- Job
Repeat the full listing, word for word.

__________

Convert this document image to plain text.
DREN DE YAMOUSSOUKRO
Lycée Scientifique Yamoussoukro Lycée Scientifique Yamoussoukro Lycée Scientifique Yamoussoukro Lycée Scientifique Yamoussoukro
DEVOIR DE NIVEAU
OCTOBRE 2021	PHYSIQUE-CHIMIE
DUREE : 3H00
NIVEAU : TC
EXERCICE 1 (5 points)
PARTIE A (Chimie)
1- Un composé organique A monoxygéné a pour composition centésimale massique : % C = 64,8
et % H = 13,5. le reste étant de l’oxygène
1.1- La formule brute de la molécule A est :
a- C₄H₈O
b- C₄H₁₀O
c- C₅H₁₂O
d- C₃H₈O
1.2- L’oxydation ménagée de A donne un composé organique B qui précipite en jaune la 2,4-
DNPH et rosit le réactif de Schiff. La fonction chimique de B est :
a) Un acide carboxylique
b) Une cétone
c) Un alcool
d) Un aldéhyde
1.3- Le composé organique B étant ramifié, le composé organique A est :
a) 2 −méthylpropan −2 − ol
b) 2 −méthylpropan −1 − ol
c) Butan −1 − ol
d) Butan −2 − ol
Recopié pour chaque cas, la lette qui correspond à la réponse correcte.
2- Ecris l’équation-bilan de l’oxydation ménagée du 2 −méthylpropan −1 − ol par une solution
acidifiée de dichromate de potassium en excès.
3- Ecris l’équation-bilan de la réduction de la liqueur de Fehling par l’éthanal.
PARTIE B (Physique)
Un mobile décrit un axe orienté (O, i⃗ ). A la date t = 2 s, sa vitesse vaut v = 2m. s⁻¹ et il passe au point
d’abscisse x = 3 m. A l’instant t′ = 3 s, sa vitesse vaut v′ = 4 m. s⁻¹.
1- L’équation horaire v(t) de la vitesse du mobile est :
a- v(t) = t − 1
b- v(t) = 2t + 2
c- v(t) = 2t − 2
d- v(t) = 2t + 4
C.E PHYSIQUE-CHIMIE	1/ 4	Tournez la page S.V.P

__________

- Solution to the problem
Convert this document image to plain text.
DREN DE YAMOUSSOUKRO
Lycée Scientifique Yamoussoukro Lycée Scientifique Yamoussoukro Lycée Scientifique Yamoussoukro Lycée Scientifique Yamoussoukro
DEVOIR DE NIVEAU
OCTOBRE 2021	PHYSIQUE-CHIMIE
DUREE : 3H00
NIVEAU : TC
EXERCICE 1 (5 points)
PARTIE A (Chimie)
1- Un composé organique A monoxygéné a pour composition centésimale massique : % C = 64,8
et % H = 13,5. le reste étant de l’oxygène
1.1- La formule brute de la molécule A est :
a- C₄H₈O
b- C₄H₁₀O
c- C₅H₁₂O
d- C₃H₈O
1.2- L’oxydation ménagée de A donne un composé organique B qui précipite en jaune la 2,4-
DNPH et rosit le réactif de Schiff. La fonction chimique de B est :
a) Un acide carboxylique
b) Une cétone
c) Un alcool
d) Un aldéhyde
1.3- Le composé organique B étant ramifié, le composé organique A est :
a) 2 −méthylpropan −2 − ol
b) 2 −méthylpropan −1 − ol
c) Butan −1 − ol
d) Butan −2 − ol
Recopié pour chaque cas, la lette qui correspond à la réponse correcte.
2- Ecris l’équation-bilan de l’oxydation ménagée du 2 −méthylpropan −1 − ol par une solution
acidifiée de dichromate de potassium en excès.
3- Ecris l’équation-bilan de la réduction de la liqueur de Fehling par l’éthanal.
PARTIE B (Physique)
Un mobile décrit un axe orienté (O, i⃗ ). A la date t = 2 s, sa vitesse vaut v = 2m. s⁻¹ et il passe au point
d’abscisse x = 3 m. A l’instant t′ = 3 s, sa vitesse vaut v′ = 4 m. s⁻¹.
1- L’équation horaire v(t) de la vitesse du mobile est :
a- v(t) = t − 1
b- v(t) = 2t + 2
c- v(t) = 2t − 2
d- v(t) = 2t + 4
C.E PHYSIQUE-CHIMIE	1/ 4	Tournez la page S.V.P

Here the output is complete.